WHAT IS ASKED -> Will you transcribe the entries that follow, exactly and in full?

LISTED RECORDS ->
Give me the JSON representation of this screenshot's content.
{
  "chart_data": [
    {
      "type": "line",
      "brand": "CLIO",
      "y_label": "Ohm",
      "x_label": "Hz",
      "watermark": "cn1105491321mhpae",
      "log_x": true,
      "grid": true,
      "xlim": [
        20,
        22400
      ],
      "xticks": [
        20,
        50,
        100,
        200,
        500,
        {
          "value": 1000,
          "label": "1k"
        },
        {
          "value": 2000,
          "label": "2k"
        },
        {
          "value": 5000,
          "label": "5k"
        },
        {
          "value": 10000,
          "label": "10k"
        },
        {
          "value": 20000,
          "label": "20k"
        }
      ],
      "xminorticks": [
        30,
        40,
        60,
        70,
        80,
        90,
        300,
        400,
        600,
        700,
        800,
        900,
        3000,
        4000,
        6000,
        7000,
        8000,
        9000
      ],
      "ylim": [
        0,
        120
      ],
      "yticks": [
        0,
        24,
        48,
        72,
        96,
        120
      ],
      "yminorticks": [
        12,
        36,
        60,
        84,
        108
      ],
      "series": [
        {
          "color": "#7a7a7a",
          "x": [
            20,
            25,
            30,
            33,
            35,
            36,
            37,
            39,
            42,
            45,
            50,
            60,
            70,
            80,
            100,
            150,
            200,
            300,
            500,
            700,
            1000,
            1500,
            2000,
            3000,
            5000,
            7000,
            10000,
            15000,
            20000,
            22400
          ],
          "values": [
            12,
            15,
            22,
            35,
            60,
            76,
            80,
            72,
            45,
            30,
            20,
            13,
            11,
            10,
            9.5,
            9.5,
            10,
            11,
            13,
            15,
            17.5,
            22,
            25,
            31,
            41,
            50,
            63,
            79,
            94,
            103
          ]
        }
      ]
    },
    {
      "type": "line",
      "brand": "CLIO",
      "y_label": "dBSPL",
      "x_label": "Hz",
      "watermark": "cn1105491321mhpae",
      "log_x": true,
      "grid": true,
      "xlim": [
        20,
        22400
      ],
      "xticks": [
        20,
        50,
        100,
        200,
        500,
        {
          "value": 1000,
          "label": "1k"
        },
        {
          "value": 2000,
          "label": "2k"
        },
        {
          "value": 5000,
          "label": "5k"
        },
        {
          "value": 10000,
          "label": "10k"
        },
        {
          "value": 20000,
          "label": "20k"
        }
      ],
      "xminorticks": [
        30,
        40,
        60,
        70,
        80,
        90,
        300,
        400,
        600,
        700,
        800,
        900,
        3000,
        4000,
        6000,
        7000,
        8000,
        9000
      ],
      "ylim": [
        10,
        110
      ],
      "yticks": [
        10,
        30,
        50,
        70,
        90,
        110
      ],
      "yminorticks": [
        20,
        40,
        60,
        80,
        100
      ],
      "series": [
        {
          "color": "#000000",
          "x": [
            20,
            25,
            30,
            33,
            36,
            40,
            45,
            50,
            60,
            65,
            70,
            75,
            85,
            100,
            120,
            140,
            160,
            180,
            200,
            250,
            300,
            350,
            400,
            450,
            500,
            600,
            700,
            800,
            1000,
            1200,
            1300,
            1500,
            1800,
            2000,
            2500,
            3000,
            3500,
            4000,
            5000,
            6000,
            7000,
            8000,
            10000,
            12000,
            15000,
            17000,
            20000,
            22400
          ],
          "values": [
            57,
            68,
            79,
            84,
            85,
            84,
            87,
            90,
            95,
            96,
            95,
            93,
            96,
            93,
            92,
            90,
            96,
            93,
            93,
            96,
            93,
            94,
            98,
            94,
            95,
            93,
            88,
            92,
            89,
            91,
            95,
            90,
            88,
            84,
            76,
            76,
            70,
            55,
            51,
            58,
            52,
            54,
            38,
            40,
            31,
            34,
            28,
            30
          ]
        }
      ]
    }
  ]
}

REPLY TO THE EXERCISE ->
Give me the JSON representation of this screenshot's content.
{
  "chart_data": [
    {
      "type": "line",
      "brand": "CLIO",
      "y_label": "Ohm",
      "x_label": "Hz",
      "watermark": "cn1105491321mhpae",
      "log_x": true,
      "grid": true,
      "xlim": [
        20,
        22400
      ],
      "xticks": [
        20,
        50,
        100,
        200,
        500,
        {
          "value": 1000,
          "label": "1k"
        },
        {
          "value": 2000,
          "label": "2k"
        },
        {
          "value": 5000,
          "label": "5k"
        },
        {
          "value": 10000,
          "label": "10k"
        },
        {
          "value": 20000,
          "label": "20k"
        }
      ],
      "xminorticks": [
        30,
        40,
        60,
        70,
        80,
        90,
        300,
        400,
        600,
        700,
        800,
        900,
        3000,
        4000,
        6000,
        7000,
        8000,
        9000
      ],
      "ylim": [
        0,
        120
      ],
      "yticks": [
        0,
        24,
        48,
        72,
        96,
        120
      ],
      "yminorticks": [
        12,
        36,
        60,
        84,
        108
      ],
      "series": [
        {
          "color": "#7a7a7a",
          "x": [
            20,
            25,
            30,
            33,
            35,
            36,
            37,
            39,
            42,
            45,
            50,
            60,
            70,
            80,
            100,
            150,
            200,
            300,
            500,
            700,
            1000,
            1500,
            2000,
            3000,
            5000,
            7000,
            10000,
            15000,
            20000,
            22400
          ],
          "values": [
            12,
            15,
            22,
            35,
            60,
            76,
            80,
            72,
            45,
            30,
            20,
            13,
            11,
            10,
            9.5,
            9.5,
            10,
            11,
            13,
            15,
            17.5,
            22,
            25,
            31,
            41,
            50,
            63,
            79,
            94,
            103
          ]
        }
      ]
    },
    {
      "type": "line",
      "brand": "CLIO",
      "y_label": "dBSPL",
      "x_label": "Hz",
      "watermark": "cn1105491321mhpae",
      "log_x": true,
      "grid": true,
      "xlim": [
        20,
        22400
      ],
      "xticks": [
        20,
        50,
        100,
        200,
        500,
        {
          "value": 1000,
          "label": "1k"
        },
        {
          "value": 2000,
          "label": "2k"
        },
        {
          "value": 5000,
          "label": "5k"
        },
        {
          "value": 10000,
          "label": "10k"
        },
        {
          "value": 20000,
          "label": "20k"
        }
      ],
      "xminorticks": [
        30,
        40,
        60,
        70,
        80,
        90,
        300,
        400,
        600,
        700,
        800,
        900,
        3000,
        4000,
        6000,
        7000,
        8000,
        9000
      ],
      "ylim": [
        10,
        110
      ],
      "yticks": [
        10,
        30,
        50,
        70,
        90,
        110
      ],
      "yminorticks": [
        20,
        40,
        60,
        80,
        100
      ],
      "series": [
        {
          "color": "#000000",
          "x": [
            20,
            25,
            30,
            33,
            36,
            40,
            45,
            50,
            60,
            65,
            70,
            75,
            85,
            100,
            120,
            140,
            160,
            180,
            200,
            250,
            300,
            350,
            400,
            450,
            500,
            600,
            700,
            800,
            1000,
            1200,
            1300,
            1500,
            1800,
            2000,
            2500,
            3000,
            3500,
            4000,
            5000,
            6000,
            7000,
            8000,
            10000,
            12000,
            15000,
            17000,
            20000,
            22400
          ],
          "values": [
            57,
            68,
            79,
            84,
            85,
            84,
            87,
            90,
            95,
            96,
            95,
            93,
            96,
            93,
            92,
            90,
            96,
            93,
            93,
            96,
            93,
            94,
            98,
            94,
            95,
            93,
            88,
            92,
            89,
            91,
            95,
            90,
            88,
            84,
            76,
            76,
            70,
            55,
            51,
            58,
            52,
            54,
            38,
            40,
            31,
            34,
            28,
            30
          ]
        }
      ]
    }
  ]
}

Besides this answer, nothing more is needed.